◆ Lesetext:
Der Fluss Narmada hat eine sehr grosse Bedeutung für die Identität und das Leben der Region. Das Gerüst des Staudamms für die Energieproduktion wurde gebaut, aber aufgrund finanzieller Komplikationen nie fertiggestellt – es ist bis heute nicht funktionsfähig. Viele der Landwirte setzen auch bei der Bewässerung ihre Hoffnung auf solche Infrastrukturprojekte, etwa den Bau neuer Dämme oder Kanäle, und haben weniger Fokus darauf, wie das bereits vorhandene Wasser effizienter genutzt oder gemeinschaftlich organisiert werden kann.

Wie verbreitet sind denn Techniken zur effizienten Wassernutzung wie die Tröpfchenbewässerung und welche Herausforderungen gibt es?

Einige wohlhabendere Betriebe nutzen Tröpfchenbewässerung bereits. Es erfordert Kapital für die Anschaffung und technisches Know-how. Es gibt Subventionen, die aber nach einem Lotteriesystem vergeben werden, so dass nur wenige profitieren. Manche haben die Technik auch wieder aufgegeben – etwa wegen Mäusen oder Verstopfungen durch mineralhaltiges Wasser. Solche Technologien allein lösen das Wasserproblem nicht. Oft entsteht ein Rebound-Effekt: weil effizienter bewässert wird, werden grössere Flächen bepflanzt – insgesamt wird also kein Wasser eingespart, was notwendig wäre, um dieses für mehr Bauernfamilien verfügbar zu machen.

Alternativ gibt es auch andere agrarökologische Ansätze, zum Beispiel der Anbau von Pflanzen mit wenig Wasserbedarf oder Mulchen. Bauernfamilien werden im Projekt dabei unterstützt, solche Methoden anzuwenden.

Zur gemeinschaftlichen Wassernutzung gibt es alternative Ansätze, zum Beispiel "Community-led groundwater management". Was bedeutet das?

Dabei geht es darum, dass Dorfgemeinschaften selbst Verantwortung für die Wassernutzung übernehmen – also ein dezentralisierter Ansatz, im Gegensatz zu den früher üblichen Top-down-Regulierungen. In der Region steckt das noch in den Anfängen, aber in anderen Teilen Indiens hat es sich etabliert.

Bei der Nutzung von Oberflächenwasser funktioniert die gemeinschaftliche Koordination bereits besser. Ein Beispiel dafür sind die sogenannten Kanal-Organisationen: Alle Mitglieder zahlen einen Beitrag, wählen Vertreterinnen und Vertreter und entscheiden gemeinsam über die Nutzung. So kann Wasser gerechter verteilt werden – auch wenn soziale Ungleichheiten und Korruption Herausforderungen bleiben.

◆ Was zu tun ist:
A. Nach welchem System werden laut dem Lesetext die Subventionen für Tröpfchenbewässerung vergeben?
B. Gib aus dem Lesetext alles von „Alternativ gibt es“ bis hinunter zu „Was bedeutet das?“ wortgetreu wieder.

◆ Dateninhalt:
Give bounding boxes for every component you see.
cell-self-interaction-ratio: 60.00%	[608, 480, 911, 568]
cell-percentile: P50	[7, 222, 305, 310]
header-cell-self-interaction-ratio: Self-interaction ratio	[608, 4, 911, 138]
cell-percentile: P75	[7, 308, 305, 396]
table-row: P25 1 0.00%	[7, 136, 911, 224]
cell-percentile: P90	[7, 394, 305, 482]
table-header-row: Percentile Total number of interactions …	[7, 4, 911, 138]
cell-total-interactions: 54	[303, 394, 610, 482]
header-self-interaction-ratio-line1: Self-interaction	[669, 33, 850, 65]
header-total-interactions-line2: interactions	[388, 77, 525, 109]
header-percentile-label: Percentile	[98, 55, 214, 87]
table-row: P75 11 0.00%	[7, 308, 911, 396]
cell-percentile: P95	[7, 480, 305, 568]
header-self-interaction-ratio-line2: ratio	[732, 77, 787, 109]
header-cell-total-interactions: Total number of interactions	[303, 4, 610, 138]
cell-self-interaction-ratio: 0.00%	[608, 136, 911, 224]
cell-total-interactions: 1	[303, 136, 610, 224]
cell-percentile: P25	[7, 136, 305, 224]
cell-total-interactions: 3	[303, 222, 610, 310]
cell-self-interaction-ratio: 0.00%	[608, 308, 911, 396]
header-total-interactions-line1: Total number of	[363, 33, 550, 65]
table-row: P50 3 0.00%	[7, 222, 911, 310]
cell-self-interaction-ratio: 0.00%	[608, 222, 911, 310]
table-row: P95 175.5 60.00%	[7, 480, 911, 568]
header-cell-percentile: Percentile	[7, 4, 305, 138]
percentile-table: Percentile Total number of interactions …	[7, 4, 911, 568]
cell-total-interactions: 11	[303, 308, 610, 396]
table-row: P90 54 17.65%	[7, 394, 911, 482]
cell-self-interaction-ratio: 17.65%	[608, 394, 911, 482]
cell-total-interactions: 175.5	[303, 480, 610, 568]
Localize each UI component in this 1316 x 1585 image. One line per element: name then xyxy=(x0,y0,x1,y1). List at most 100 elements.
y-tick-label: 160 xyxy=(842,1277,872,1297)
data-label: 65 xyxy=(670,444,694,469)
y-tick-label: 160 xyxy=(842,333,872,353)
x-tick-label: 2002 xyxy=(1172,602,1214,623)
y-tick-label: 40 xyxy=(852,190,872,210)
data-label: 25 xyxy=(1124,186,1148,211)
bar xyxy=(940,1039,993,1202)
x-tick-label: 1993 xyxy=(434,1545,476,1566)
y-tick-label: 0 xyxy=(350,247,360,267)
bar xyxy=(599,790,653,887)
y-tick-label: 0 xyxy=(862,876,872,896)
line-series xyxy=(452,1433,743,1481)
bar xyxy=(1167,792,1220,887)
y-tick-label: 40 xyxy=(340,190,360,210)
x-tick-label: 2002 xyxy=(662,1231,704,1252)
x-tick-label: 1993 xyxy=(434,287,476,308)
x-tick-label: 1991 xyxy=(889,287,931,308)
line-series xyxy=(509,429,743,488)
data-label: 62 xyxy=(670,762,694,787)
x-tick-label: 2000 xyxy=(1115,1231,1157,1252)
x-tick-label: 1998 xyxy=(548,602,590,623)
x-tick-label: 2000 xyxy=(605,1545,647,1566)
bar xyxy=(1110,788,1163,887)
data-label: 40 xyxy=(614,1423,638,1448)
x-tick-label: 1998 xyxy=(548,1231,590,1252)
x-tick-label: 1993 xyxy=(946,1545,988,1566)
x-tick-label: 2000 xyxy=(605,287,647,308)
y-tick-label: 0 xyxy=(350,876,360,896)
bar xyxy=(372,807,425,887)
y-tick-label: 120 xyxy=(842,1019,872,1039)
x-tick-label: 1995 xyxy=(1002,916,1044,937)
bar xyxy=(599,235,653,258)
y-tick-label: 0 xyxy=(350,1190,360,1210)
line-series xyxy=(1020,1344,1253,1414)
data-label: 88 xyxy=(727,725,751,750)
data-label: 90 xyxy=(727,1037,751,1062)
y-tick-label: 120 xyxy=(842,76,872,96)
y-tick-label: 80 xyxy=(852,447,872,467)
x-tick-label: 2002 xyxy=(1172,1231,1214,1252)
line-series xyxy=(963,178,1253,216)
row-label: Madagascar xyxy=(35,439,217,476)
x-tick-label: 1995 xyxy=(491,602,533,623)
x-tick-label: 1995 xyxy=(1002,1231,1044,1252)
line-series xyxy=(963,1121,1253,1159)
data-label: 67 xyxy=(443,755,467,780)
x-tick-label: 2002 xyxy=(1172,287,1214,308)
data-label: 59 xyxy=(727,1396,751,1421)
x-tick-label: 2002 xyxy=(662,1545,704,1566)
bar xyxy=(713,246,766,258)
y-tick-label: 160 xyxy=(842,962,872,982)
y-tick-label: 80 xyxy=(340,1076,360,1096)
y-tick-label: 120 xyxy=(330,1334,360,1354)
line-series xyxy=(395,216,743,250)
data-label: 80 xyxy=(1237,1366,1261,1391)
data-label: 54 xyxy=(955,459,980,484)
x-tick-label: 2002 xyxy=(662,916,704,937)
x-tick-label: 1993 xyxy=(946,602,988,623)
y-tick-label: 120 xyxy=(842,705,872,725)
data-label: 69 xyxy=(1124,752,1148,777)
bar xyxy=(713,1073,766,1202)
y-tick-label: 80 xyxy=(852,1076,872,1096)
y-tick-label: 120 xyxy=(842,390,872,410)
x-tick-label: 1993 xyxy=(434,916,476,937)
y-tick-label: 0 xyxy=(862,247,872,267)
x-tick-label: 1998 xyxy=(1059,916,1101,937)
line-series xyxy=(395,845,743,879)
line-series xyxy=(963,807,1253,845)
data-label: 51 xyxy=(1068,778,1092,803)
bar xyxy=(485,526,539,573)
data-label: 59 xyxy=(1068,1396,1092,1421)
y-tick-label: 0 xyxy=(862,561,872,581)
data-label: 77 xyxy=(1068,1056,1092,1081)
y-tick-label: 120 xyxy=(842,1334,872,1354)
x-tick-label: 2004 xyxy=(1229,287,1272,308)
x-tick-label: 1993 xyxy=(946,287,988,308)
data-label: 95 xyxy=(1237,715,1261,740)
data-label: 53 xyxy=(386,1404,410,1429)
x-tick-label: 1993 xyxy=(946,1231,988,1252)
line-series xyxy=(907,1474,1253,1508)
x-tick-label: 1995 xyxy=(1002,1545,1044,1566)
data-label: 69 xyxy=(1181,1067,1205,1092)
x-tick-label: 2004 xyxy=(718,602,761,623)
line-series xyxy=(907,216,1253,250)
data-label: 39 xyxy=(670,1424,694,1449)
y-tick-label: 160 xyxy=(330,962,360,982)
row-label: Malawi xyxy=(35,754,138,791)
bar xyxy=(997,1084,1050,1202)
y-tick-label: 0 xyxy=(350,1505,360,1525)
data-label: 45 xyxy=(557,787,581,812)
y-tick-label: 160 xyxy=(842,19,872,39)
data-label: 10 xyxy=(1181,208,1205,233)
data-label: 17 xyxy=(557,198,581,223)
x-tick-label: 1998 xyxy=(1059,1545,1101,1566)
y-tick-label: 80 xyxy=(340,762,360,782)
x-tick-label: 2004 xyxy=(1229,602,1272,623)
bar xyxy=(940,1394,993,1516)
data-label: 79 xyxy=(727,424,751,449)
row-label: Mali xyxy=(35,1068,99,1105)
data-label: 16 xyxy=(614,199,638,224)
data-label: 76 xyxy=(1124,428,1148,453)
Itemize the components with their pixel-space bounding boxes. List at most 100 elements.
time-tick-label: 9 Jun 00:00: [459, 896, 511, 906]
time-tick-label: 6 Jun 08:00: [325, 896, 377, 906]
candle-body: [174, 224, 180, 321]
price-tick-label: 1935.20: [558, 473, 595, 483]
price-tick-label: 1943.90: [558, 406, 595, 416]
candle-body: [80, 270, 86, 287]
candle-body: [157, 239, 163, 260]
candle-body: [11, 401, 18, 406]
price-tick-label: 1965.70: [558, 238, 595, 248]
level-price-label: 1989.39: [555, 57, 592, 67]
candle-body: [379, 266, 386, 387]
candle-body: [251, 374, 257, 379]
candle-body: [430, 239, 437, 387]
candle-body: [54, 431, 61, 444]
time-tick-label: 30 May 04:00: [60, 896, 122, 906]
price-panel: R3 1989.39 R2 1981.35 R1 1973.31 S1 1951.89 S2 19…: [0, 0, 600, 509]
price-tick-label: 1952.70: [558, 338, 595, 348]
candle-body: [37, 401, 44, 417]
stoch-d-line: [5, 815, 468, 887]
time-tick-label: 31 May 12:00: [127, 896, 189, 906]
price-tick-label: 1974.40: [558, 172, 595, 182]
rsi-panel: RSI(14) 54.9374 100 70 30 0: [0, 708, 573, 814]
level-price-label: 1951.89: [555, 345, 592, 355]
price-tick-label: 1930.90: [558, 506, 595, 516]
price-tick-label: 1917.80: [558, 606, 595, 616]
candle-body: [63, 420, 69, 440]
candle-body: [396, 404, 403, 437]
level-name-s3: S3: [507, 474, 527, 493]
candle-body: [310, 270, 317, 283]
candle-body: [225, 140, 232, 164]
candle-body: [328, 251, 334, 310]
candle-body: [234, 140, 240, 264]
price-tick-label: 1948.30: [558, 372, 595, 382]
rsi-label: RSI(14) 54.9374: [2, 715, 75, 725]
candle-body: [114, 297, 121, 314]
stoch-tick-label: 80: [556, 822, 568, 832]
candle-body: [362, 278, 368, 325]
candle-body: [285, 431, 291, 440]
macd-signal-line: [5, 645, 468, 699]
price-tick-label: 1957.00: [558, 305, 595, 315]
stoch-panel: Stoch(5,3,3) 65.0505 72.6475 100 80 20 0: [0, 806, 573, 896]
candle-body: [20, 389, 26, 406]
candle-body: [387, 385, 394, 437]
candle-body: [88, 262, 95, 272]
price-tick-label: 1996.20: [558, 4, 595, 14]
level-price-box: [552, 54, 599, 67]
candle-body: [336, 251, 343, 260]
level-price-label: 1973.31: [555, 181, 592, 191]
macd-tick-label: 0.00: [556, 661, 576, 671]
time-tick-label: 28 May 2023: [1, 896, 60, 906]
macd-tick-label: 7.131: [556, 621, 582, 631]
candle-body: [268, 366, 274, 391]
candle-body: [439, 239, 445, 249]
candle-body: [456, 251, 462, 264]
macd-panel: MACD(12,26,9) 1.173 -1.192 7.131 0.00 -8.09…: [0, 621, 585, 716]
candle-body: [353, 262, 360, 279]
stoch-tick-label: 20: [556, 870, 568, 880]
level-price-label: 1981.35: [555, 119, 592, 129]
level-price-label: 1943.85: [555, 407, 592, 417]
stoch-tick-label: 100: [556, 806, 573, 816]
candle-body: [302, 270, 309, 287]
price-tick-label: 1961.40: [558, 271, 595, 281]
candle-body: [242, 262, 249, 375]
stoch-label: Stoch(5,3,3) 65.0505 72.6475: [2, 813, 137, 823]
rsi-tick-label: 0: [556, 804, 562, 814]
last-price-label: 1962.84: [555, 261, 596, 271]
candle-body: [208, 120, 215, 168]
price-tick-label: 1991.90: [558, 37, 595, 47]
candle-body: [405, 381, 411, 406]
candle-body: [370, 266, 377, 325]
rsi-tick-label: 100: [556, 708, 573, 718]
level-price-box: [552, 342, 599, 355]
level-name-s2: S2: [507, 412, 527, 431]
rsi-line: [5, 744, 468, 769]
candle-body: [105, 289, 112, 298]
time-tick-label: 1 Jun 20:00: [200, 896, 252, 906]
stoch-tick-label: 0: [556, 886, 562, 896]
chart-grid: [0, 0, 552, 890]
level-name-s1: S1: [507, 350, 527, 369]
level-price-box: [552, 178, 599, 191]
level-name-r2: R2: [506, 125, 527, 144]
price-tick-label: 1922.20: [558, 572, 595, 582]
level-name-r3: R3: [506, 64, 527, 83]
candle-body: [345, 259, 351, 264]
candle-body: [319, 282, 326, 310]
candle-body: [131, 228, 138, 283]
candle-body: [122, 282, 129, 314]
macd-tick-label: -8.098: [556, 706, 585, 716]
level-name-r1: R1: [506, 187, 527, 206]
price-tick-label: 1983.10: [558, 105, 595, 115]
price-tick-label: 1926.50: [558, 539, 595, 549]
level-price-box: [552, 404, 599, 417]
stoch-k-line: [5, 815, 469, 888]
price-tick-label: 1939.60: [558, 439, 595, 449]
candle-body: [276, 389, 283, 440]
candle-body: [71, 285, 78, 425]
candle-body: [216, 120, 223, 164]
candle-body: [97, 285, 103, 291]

◆ Antworten:
A. Nach einem Lotteriesystem.

B.
Alternativ gibt es auch andere agrarökologische Ansätze, zum Beispiel der Anbau von Pflanzen mit wenig Wasserbedarf oder Mulchen. Bauernfamilien werden im Projekt dabei unterstützt, solche Methoden anzuwenden.

Zur gemeinschaftlichen Wassernutzung gibt es alternative Ansätze, zum Beispiel "Community-led groundwater management". Was bedeutet das?